> _Exercise_: Repeat the records in full and exactly, omitting pictures.

> _Lines of data_:
════════════════════

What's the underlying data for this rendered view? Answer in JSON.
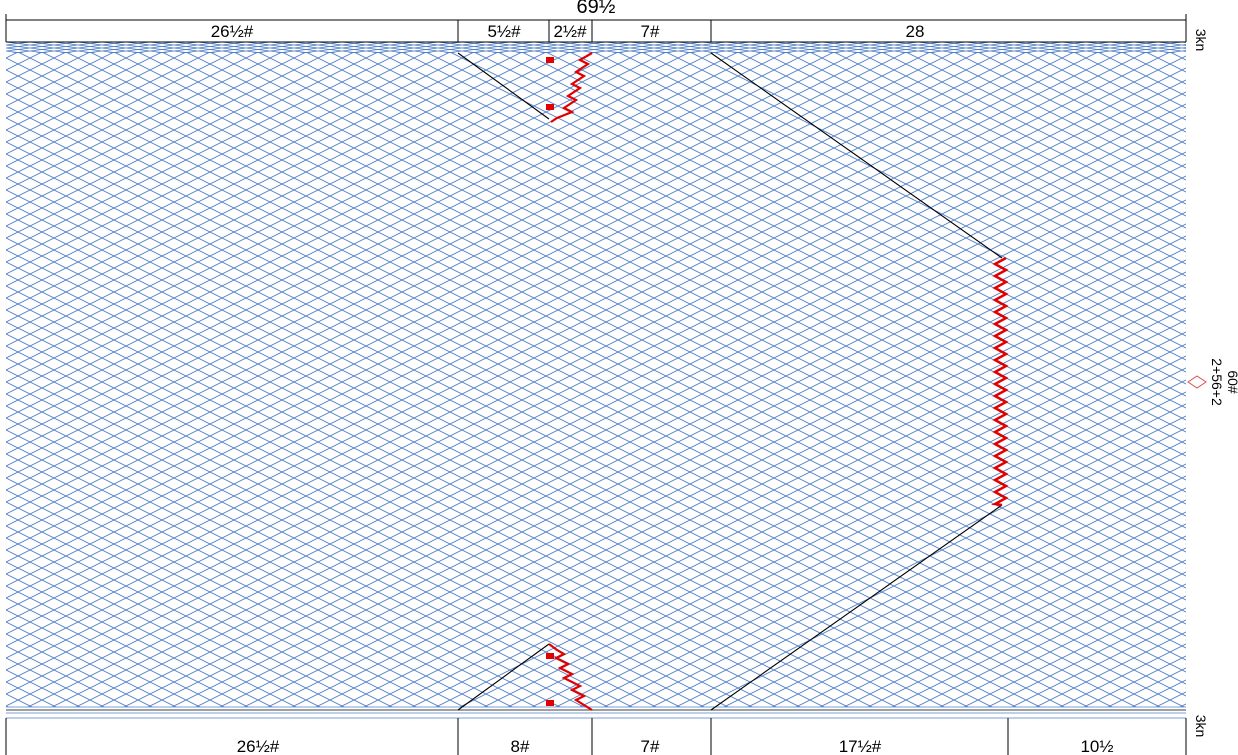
{
  "diagram": {
    "total_width_label": "69½",
    "top_segments": [
      "26½#",
      "5½#",
      "2½#",
      "7#",
      "28"
    ],
    "bottom_segments": [
      "26½#",
      "8#",
      "7#",
      "17½#",
      "10½"
    ],
    "right_top_label": "3kn",
    "right_bottom_label": "3kn",
    "right_mid_label_1": "2+56+2",
    "right_mid_label_2": "60#",
    "colors": {
      "mesh": "#4f7fc7",
      "outline": "#000000",
      "accent": "#e00000"
    }
  }
}
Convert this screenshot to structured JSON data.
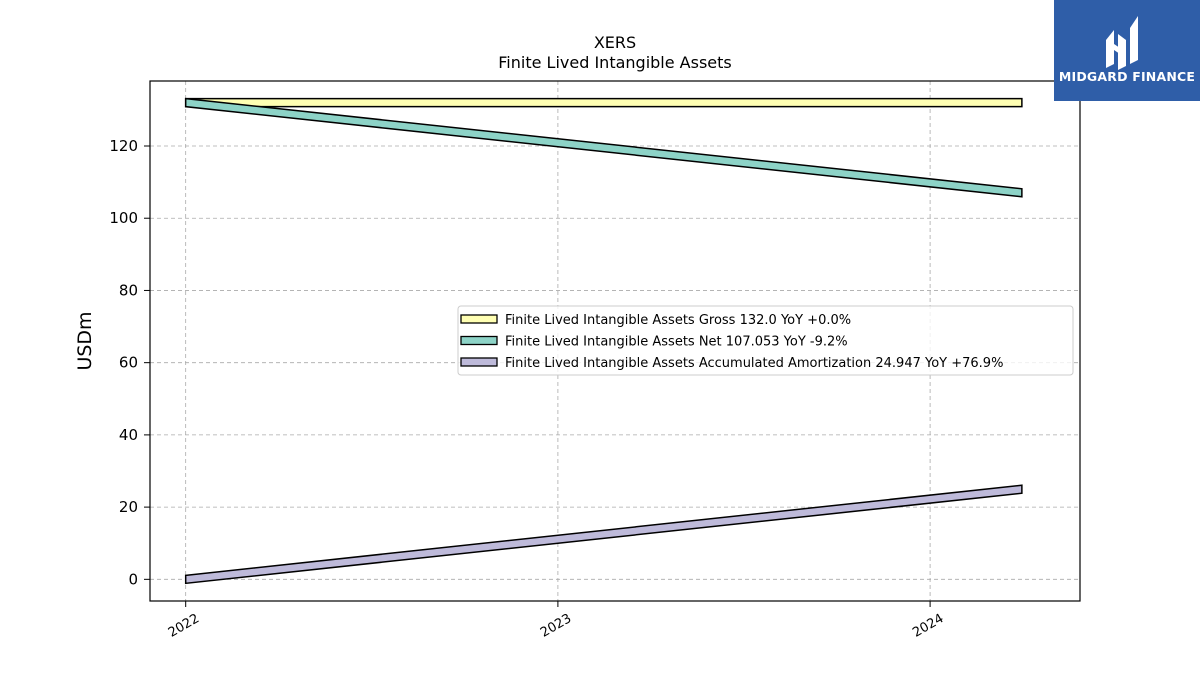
{
  "brand": {
    "name": "MIDGARD FINANCE",
    "background": "#2f5ea8"
  },
  "chart_data": {
    "type": "line",
    "title": "XERS",
    "subtitle": "Finite Lived Intangible Assets",
    "xlabel": "",
    "ylabel": "USDm",
    "x_ticks": [
      "2022",
      "2023",
      "2024"
    ],
    "y_ticks": [
      0,
      20,
      40,
      60,
      80,
      100,
      120
    ],
    "xlim": [
      "2021-11-27",
      "2024-05-27"
    ],
    "ylim": [
      -6,
      138
    ],
    "grid": true,
    "legend_position": "center-right",
    "x": [
      "2022-01-01",
      "2024-03-31"
    ],
    "series": [
      {
        "name": "Finite Lived Intangible Assets Gross  132.0 YoY +0.0%",
        "values": [
          132.0,
          132.0
        ],
        "color": "#ffffb3"
      },
      {
        "name": "Finite Lived Intangible Assets Net  107.053 YoY -9.2%",
        "values": [
          132.0,
          107.053
        ],
        "color": "#8dd3c7"
      },
      {
        "name": "Finite Lived Intangible Assets Accumulated Amortization  24.947 YoY +76.9%",
        "values": [
          0.0,
          24.947
        ],
        "color": "#bebada"
      }
    ]
  }
}
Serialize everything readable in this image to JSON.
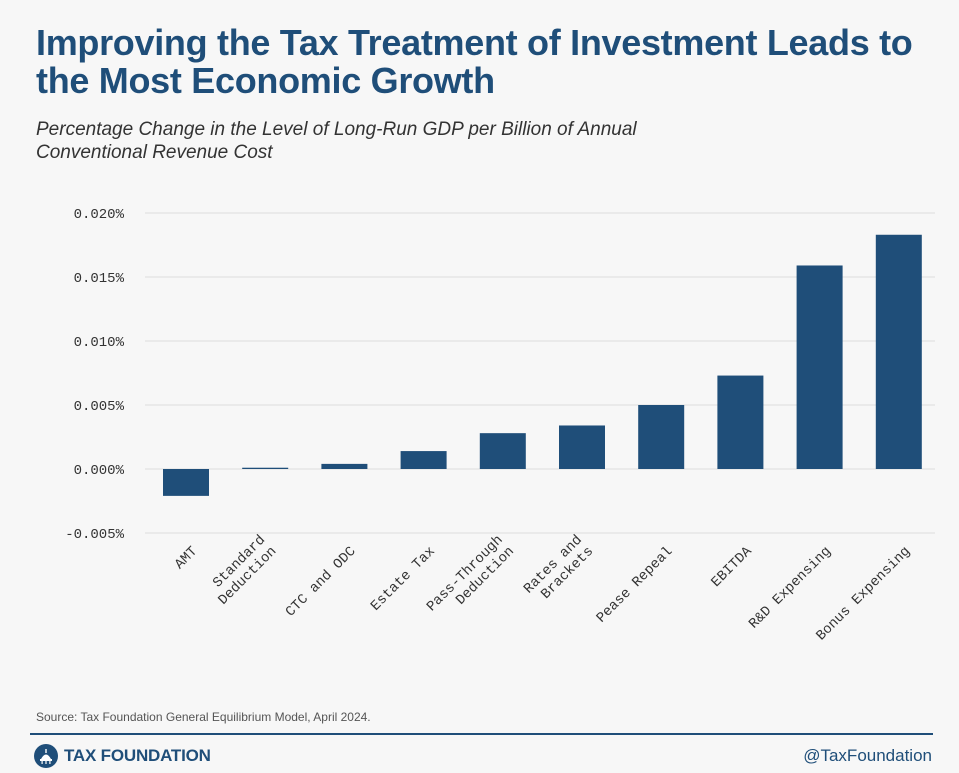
{
  "header": {
    "title": "Improving the Tax Treatment of Investment Leads to the Most Economic Growth",
    "subtitle": "Percentage Change in the Level of Long-Run GDP per Billion of Annual Conventional Revenue Cost"
  },
  "chart_data": {
    "type": "bar",
    "categories": [
      [
        "AMT"
      ],
      [
        "Standard",
        "Deduction"
      ],
      [
        "CTC and ODC"
      ],
      [
        "Estate Tax"
      ],
      [
        "Pass-Through",
        "Deduction"
      ],
      [
        "Rates and",
        "Brackets"
      ],
      [
        "Pease Repeal"
      ],
      [
        "EBITDA"
      ],
      [
        "R&D Expensing"
      ],
      [
        "Bonus Expensing"
      ]
    ],
    "values": [
      -0.0021,
      0.0001,
      0.0004,
      0.0014,
      0.0028,
      0.0034,
      0.005,
      0.0073,
      0.0159,
      0.0183
    ],
    "ylim": [
      -0.005,
      0.02
    ],
    "yticks": [
      0.02,
      0.015,
      0.01,
      0.005,
      0.0,
      -0.005
    ],
    "ytick_labels": [
      "0.020%",
      "0.015%",
      "0.010%",
      "0.005%",
      "0.000%",
      "-0.005%"
    ],
    "grid": true,
    "bar_color": "#1f4e79"
  },
  "footer": {
    "source": "Source: Tax Foundation General Equilibrium Model, April 2024.",
    "brand": "TAX FOUNDATION",
    "handle": "@TaxFoundation"
  },
  "icons": {
    "brand_logo": "capitol-dome-icon"
  }
}
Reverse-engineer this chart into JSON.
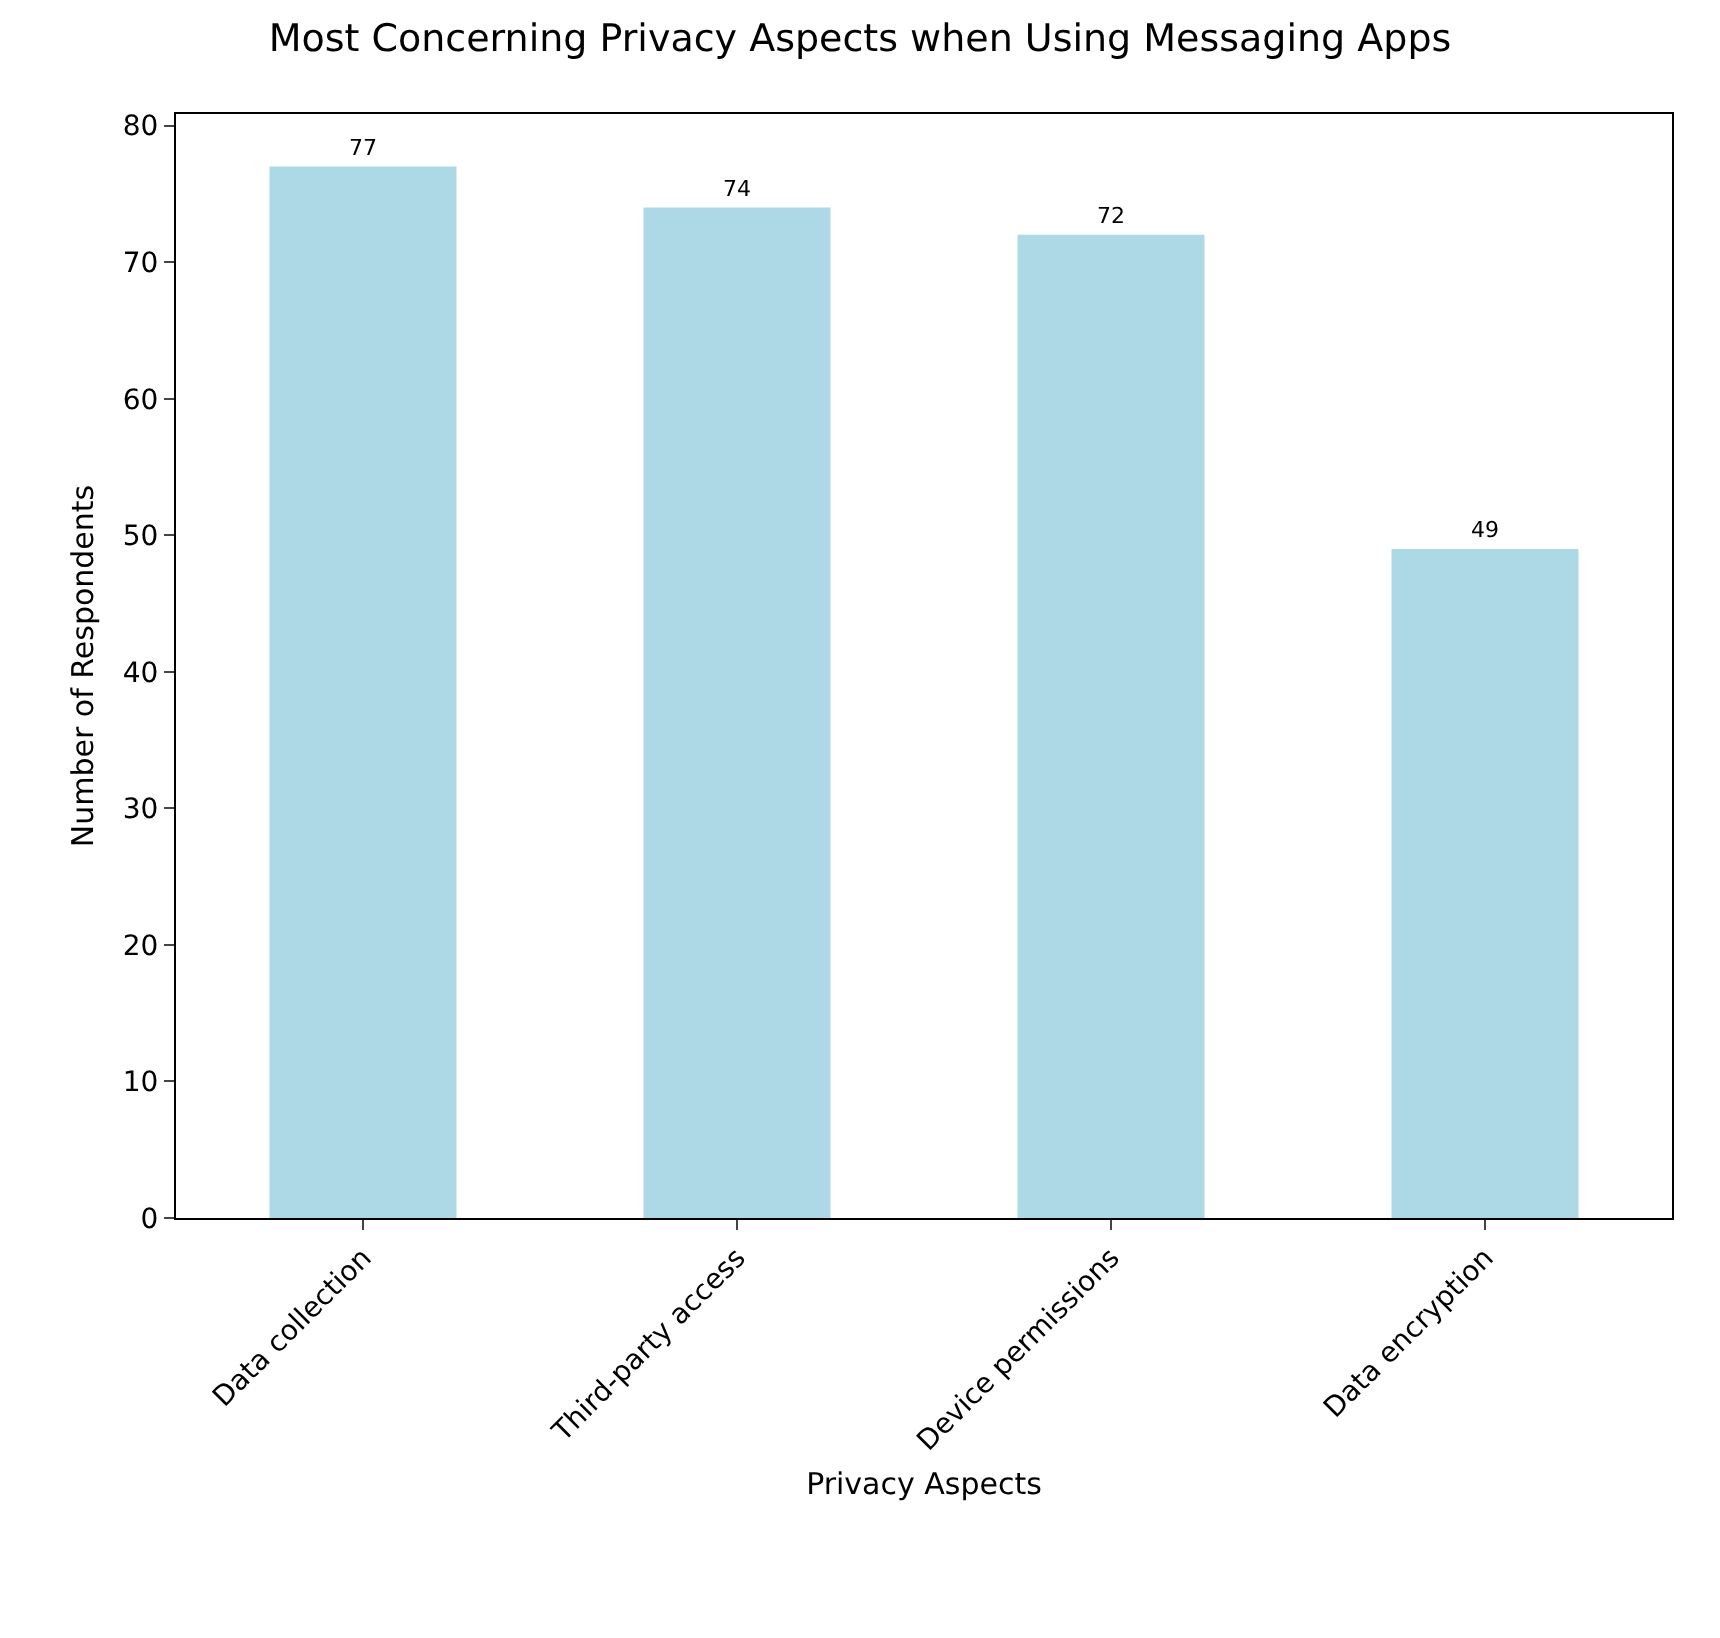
{
  "chart_data": {
    "type": "bar",
    "title": "Most Concerning Privacy Aspects when Using Messaging Apps",
    "xlabel": "Privacy Aspects",
    "ylabel": "Number of Respondents",
    "categories": [
      "Data collection",
      "Third-party access",
      "Device permissions",
      "Data encryption"
    ],
    "values": [
      77,
      74,
      72,
      49
    ],
    "color": "#add8e6",
    "data_labels": true,
    "ylim": [
      0,
      80.85
    ],
    "yticks": [
      0,
      10,
      20,
      30,
      40,
      50,
      60,
      70,
      80
    ],
    "grid": false
  }
}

════════════════════

> _Expected answer_:
What's the underlying data for this rendered view? Answer in JSON.
{
  "diagram": {
    "total_width_label": "69½",
    "top_segments": [
      "26½#",
      "5½#",
      "2½#",
      "7#",
      "28"
    ],
    "bottom_segments": [
      "26½#",
      "8#",
      "7#",
      "17½#",
      "10½"
    ],
    "right_top_label": "3kn",
    "right_bottom_label": "3kn",
    "right_mid_label_1": "2+56+2",
    "right_mid_label_2": "60#",
    "colors": {
      "mesh": "#4f7fc7",
      "outline": "#000000",
      "accent": "#e00000"
    }
  }
}
Convert this screenshot to structured JSON data.
{
  "brand": {
    "name": "MIDGARD FINANCE",
    "background": "#2f5ea8"
  },
  "chart_data": {
    "type": "line",
    "title": "XERS",
    "subtitle": "Finite Lived Intangible Assets",
    "xlabel": "",
    "ylabel": "USDm",
    "x_ticks": [
      "2022",
      "2023",
      "2024"
    ],
    "y_ticks": [
      0,
      20,
      40,
      60,
      80,
      100,
      120
    ],
    "xlim": [
      "2021-11-27",
      "2024-05-27"
    ],
    "ylim": [
      -6,
      138
    ],
    "grid": true,
    "legend_position": "center-right",
    "x": [
      "2022-01-01",
      "2024-03-31"
    ],
    "series": [
      {
        "name": "Finite Lived Intangible Assets Gross  132.0 YoY +0.0%",
        "values": [
          132.0,
          132.0
        ],
        "color": "#ffffb3"
      },
      {
        "name": "Finite Lived Intangible Assets Net  107.053 YoY -9.2%",
        "values": [
          132.0,
          107.053
        ],
        "color": "#8dd3c7"
      },
      {
        "name": "Finite Lived Intangible Assets Accumulated Amortization  24.947 YoY +76.9%",
        "values": [
          0.0,
          24.947
        ],
        "color": "#bebada"
      }
    ]
  }
}
Serialize everything readable in this image to JSON.
{
  "header": {
    "title": "Improving the Tax Treatment of Investment Leads to the Most Economic Growth",
    "subtitle": "Percentage Change in the Level of Long-Run GDP per Billion of Annual Conventional Revenue Cost"
  },
  "chart_data": {
    "type": "bar",
    "categories": [
      [
        "AMT"
      ],
      [
        "Standard",
        "Deduction"
      ],
      [
        "CTC and ODC"
      ],
      [
        "Estate Tax"
      ],
      [
        "Pass-Through",
        "Deduction"
      ],
      [
        "Rates and",
        "Brackets"
      ],
      [
        "Pease Repeal"
      ],
      [
        "EBITDA"
      ],
      [
        "R&D Expensing"
      ],
      [
        "Bonus Expensing"
      ]
    ],
    "values": [
      -0.0021,
      0.0001,
      0.0004,
      0.0014,
      0.0028,
      0.0034,
      0.005,
      0.0073,
      0.0159,
      0.0183
    ],
    "ylim": [
      -0.005,
      0.02
    ],
    "yticks": [
      0.02,
      0.015,
      0.01,
      0.005,
      0.0,
      -0.005
    ],
    "ytick_labels": [
      "0.020%",
      "0.015%",
      "0.010%",
      "0.005%",
      "0.000%",
      "-0.005%"
    ],
    "grid": true,
    "bar_color": "#1f4e79"
  },
  "footer": {
    "source": "Source: Tax Foundation General Equilibrium Model, April 2024.",
    "brand": "TAX FOUNDATION",
    "handle": "@TaxFoundation"
  },
  "icons": {
    "brand_logo": "capitol-dome-icon"
  }
}
Reverse-engineer this chart into JSON.
{
  "chart_data": {
    "type": "bar",
    "title": "Most Concerning Privacy Aspects when Using Messaging Apps",
    "xlabel": "Privacy Aspects",
    "ylabel": "Number of Respondents",
    "categories": [
      "Data collection",
      "Third-party access",
      "Device permissions",
      "Data encryption"
    ],
    "values": [
      77,
      74,
      72,
      49
    ],
    "color": "#add8e6",
    "data_labels": true,
    "ylim": [
      0,
      80.85
    ],
    "yticks": [
      0,
      10,
      20,
      30,
      40,
      50,
      60,
      70,
      80
    ],
    "grid": false
  }
}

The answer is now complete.